=== Stored data ===
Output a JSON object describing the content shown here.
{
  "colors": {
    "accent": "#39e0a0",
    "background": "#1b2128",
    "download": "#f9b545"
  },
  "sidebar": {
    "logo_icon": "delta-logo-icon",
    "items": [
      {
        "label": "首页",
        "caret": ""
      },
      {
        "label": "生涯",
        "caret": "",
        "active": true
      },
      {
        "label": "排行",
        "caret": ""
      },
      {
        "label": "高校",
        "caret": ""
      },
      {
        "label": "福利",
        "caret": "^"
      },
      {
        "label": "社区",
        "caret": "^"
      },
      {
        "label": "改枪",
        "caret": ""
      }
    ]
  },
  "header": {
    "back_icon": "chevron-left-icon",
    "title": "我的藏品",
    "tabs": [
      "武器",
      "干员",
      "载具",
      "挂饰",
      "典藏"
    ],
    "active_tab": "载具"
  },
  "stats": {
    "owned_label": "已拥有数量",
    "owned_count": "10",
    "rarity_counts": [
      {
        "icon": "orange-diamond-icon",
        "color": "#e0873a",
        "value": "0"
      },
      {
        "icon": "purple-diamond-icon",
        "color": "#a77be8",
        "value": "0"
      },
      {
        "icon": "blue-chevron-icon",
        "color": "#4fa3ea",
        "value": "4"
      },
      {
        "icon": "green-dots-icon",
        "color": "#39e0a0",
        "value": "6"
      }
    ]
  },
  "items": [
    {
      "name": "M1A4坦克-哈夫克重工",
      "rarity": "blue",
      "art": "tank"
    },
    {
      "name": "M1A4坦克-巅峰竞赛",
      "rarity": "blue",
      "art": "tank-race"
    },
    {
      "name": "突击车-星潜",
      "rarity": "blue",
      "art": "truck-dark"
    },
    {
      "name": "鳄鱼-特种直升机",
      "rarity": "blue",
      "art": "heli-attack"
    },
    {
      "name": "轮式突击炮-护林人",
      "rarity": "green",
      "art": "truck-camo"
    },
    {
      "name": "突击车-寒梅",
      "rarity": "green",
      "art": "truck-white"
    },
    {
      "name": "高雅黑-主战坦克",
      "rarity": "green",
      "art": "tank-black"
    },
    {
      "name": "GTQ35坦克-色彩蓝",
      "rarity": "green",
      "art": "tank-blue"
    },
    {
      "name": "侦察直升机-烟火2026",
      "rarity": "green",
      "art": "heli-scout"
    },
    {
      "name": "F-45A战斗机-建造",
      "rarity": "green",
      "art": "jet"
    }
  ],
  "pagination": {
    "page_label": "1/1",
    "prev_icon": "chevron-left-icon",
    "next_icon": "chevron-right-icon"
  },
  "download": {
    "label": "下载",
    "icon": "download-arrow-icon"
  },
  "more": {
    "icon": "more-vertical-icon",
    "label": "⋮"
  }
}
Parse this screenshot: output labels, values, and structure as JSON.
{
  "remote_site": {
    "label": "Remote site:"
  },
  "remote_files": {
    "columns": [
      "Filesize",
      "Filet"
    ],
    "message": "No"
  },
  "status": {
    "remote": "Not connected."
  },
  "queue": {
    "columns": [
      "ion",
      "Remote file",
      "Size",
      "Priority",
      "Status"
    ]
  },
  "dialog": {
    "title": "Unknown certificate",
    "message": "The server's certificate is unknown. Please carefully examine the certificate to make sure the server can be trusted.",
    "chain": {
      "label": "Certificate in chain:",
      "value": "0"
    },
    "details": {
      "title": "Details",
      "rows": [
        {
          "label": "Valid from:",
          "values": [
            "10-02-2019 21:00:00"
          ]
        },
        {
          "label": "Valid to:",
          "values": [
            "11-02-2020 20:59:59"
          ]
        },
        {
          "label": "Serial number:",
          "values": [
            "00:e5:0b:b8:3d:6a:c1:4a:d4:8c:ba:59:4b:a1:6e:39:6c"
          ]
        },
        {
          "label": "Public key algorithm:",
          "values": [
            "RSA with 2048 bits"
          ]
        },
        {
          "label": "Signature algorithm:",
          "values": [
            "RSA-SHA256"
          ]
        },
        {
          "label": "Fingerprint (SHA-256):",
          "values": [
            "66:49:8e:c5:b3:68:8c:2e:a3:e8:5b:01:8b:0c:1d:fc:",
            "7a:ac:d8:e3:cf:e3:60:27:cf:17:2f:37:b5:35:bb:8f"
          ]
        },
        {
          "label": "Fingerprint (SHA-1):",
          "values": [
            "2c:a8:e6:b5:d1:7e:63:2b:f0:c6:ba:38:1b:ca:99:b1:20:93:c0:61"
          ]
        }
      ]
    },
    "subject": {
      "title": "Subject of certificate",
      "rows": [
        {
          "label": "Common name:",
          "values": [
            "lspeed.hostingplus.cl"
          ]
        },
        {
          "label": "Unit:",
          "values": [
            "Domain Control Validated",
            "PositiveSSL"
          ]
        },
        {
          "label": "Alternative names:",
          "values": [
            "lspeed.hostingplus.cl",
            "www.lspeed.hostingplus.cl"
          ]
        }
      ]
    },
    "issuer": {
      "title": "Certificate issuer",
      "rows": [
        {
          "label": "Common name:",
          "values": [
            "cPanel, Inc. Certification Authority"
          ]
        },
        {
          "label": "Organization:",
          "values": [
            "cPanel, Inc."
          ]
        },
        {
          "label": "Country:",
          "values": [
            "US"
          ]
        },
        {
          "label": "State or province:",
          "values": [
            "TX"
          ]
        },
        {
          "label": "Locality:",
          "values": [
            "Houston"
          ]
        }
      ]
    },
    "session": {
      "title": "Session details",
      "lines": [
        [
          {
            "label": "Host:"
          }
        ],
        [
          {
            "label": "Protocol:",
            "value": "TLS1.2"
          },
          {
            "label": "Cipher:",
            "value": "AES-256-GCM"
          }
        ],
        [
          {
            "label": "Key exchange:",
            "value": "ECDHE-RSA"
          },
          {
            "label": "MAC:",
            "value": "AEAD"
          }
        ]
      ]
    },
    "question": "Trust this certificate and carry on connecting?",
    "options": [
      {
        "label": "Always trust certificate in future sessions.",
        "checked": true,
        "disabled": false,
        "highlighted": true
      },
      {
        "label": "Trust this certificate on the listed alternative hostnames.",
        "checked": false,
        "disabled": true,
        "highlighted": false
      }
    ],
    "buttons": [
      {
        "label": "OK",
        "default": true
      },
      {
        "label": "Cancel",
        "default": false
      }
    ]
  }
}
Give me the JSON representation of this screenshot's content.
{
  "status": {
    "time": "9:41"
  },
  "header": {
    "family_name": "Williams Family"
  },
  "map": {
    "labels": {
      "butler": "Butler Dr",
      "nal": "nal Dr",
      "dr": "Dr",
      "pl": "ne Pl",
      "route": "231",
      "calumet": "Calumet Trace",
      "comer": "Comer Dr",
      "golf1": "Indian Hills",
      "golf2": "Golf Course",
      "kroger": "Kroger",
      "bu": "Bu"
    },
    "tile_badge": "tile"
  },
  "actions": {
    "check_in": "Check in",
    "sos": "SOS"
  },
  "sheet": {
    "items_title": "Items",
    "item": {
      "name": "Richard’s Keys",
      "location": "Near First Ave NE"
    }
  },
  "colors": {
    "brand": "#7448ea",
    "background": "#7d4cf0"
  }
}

=== The task ===
Exactly reproduce every record.

=== Exercise output ===
Output a JSON object describing the content shown here.
{
  "colors": {
    "accent": "#39e0a0",
    "background": "#1b2128",
    "download": "#f9b545"
  },
  "sidebar": {
    "logo_icon": "delta-logo-icon",
    "items": [
      {
        "label": "首页",
        "caret": ""
      },
      {
        "label": "生涯",
        "caret": "",
        "active": true
      },
      {
        "label": "排行",
        "caret": ""
      },
      {
        "label": "高校",
        "caret": ""
      },
      {
        "label": "福利",
        "caret": "^"
      },
      {
        "label": "社区",
        "caret": "^"
      },
      {
        "label": "改枪",
        "caret": ""
      }
    ]
  },
  "header": {
    "back_icon": "chevron-left-icon",
    "title": "我的藏品",
    "tabs": [
      "武器",
      "干员",
      "载具",
      "挂饰",
      "典藏"
    ],
    "active_tab": "载具"
  },
  "stats": {
    "owned_label": "已拥有数量",
    "owned_count": "10",
    "rarity_counts": [
      {
        "icon": "orange-diamond-icon",
        "color": "#e0873a",
        "value": "0"
      },
      {
        "icon": "purple-diamond-icon",
        "color": "#a77be8",
        "value": "0"
      },
      {
        "icon": "blue-chevron-icon",
        "color": "#4fa3ea",
        "value": "4"
      },
      {
        "icon": "green-dots-icon",
        "color": "#39e0a0",
        "value": "6"
      }
    ]
  },
  "items": [
    {
      "name": "M1A4坦克-哈夫克重工",
      "rarity": "blue",
      "art": "tank"
    },
    {
      "name": "M1A4坦克-巅峰竞赛",
      "rarity": "blue",
      "art": "tank-race"
    },
    {
      "name": "突击车-星潜",
      "rarity": "blue",
      "art": "truck-dark"
    },
    {
      "name": "鳄鱼-特种直升机",
      "rarity": "blue",
      "art": "heli-attack"
    },
    {
      "name": "轮式突击炮-护林人",
      "rarity": "green",
      "art": "truck-camo"
    },
    {
      "name": "突击车-寒梅",
      "rarity": "green",
      "art": "truck-white"
    },
    {
      "name": "高雅黑-主战坦克",
      "rarity": "green",
      "art": "tank-black"
    },
    {
      "name": "GTQ35坦克-色彩蓝",
      "rarity": "green",
      "art": "tank-blue"
    },
    {
      "name": "侦察直升机-烟火2026",
      "rarity": "green",
      "art": "heli-scout"
    },
    {
      "name": "F-45A战斗机-建造",
      "rarity": "green",
      "art": "jet"
    }
  ],
  "pagination": {
    "page_label": "1/1",
    "prev_icon": "chevron-left-icon",
    "next_icon": "chevron-right-icon"
  },
  "download": {
    "label": "下载",
    "icon": "download-arrow-icon"
  },
  "more": {
    "icon": "more-vertical-icon",
    "label": "⋮"
  }
}
Parse this screenshot: output labels, values, and structure as JSON.
{
  "remote_site": {
    "label": "Remote site:"
  },
  "remote_files": {
    "columns": [
      "Filesize",
      "Filet"
    ],
    "message": "No"
  },
  "status": {
    "remote": "Not connected."
  },
  "queue": {
    "columns": [
      "ion",
      "Remote file",
      "Size",
      "Priority",
      "Status"
    ]
  },
  "dialog": {
    "title": "Unknown certificate",
    "message": "The server's certificate is unknown. Please carefully examine the certificate to make sure the server can be trusted.",
    "chain": {
      "label": "Certificate in chain:",
      "value": "0"
    },
    "details": {
      "title": "Details",
      "rows": [
        {
          "label": "Valid from:",
          "values": [
            "10-02-2019 21:00:00"
          ]
        },
        {
          "label": "Valid to:",
          "values": [
            "11-02-2020 20:59:59"
          ]
        },
        {
          "label": "Serial number:",
          "values": [
            "00:e5:0b:b8:3d:6a:c1:4a:d4:8c:ba:59:4b:a1:6e:39:6c"
          ]
        },
        {
          "label": "Public key algorithm:",
          "values": [
            "RSA with 2048 bits"
          ]
        },
        {
          "label": "Signature algorithm:",
          "values": [
            "RSA-SHA256"
          ]
        },
        {
          "label": "Fingerprint (SHA-256):",
          "values": [
            "66:49:8e:c5:b3:68:8c:2e:a3:e8:5b:01:8b:0c:1d:fc:",
            "7a:ac:d8:e3:cf:e3:60:27:cf:17:2f:37:b5:35:bb:8f"
          ]
        },
        {
          "label": "Fingerprint (SHA-1):",
          "values": [
            "2c:a8:e6:b5:d1:7e:63:2b:f0:c6:ba:38:1b:ca:99:b1:20:93:c0:61"
          ]
        }
      ]
    },
    "subject": {
      "title": "Subject of certificate",
      "rows": [
        {
          "label": "Common name:",
          "values": [
            "lspeed.hostingplus.cl"
          ]
        },
        {
          "label": "Unit:",
          "values": [
            "Domain Control Validated",
            "PositiveSSL"
          ]
        },
        {
          "label": "Alternative names:",
          "values": [
            "lspeed.hostingplus.cl",
            "www.lspeed.hostingplus.cl"
          ]
        }
      ]
    },
    "issuer": {
      "title": "Certificate issuer",
      "rows": [
        {
          "label": "Common name:",
          "values": [
            "cPanel, Inc. Certification Authority"
          ]
        },
        {
          "label": "Organization:",
          "values": [
            "cPanel, Inc."
          ]
        },
        {
          "label": "Country:",
          "values": [
            "US"
          ]
        },
        {
          "label": "State or province:",
          "values": [
            "TX"
          ]
        },
        {
          "label": "Locality:",
          "values": [
            "Houston"
          ]
        }
      ]
    },
    "session": {
      "title": "Session details",
      "lines": [
        [
          {
            "label": "Host:"
          }
        ],
        [
          {
            "label": "Protocol:",
            "value": "TLS1.2"
          },
          {
            "label": "Cipher:",
            "value": "AES-256-GCM"
          }
        ],
        [
          {
            "label": "Key exchange:",
            "value": "ECDHE-RSA"
          },
          {
            "label": "MAC:",
            "value": "AEAD"
          }
        ]
      ]
    },
    "question": "Trust this certificate and carry on connecting?",
    "options": [
      {
        "label": "Always trust certificate in future sessions.",
        "checked": true,
        "disabled": false,
        "highlighted": true
      },
      {
        "label": "Trust this certificate on the listed alternative hostnames.",
        "checked": false,
        "disabled": true,
        "highlighted": false
      }
    ],
    "buttons": [
      {
        "label": "OK",
        "default": true
      },
      {
        "label": "Cancel",
        "default": false
      }
    ]
  }
}
Give me the JSON representation of this screenshot's content.
{
  "status": {
    "time": "9:41"
  },
  "header": {
    "family_name": "Williams Family"
  },
  "map": {
    "labels": {
      "butler": "Butler Dr",
      "nal": "nal Dr",
      "dr": "Dr",
      "pl": "ne Pl",
      "route": "231",
      "calumet": "Calumet Trace",
      "comer": "Comer Dr",
      "golf1": "Indian Hills",
      "golf2": "Golf Course",
      "kroger": "Kroger",
      "bu": "Bu"
    },
    "tile_badge": "tile"
  },
  "actions": {
    "check_in": "Check in",
    "sos": "SOS"
  },
  "sheet": {
    "items_title": "Items",
    "item": {
      "name": "Richard’s Keys",
      "location": "Near First Ave NE"
    }
  },
  "colors": {
    "brand": "#7448ea",
    "background": "#7d4cf0"
  }
}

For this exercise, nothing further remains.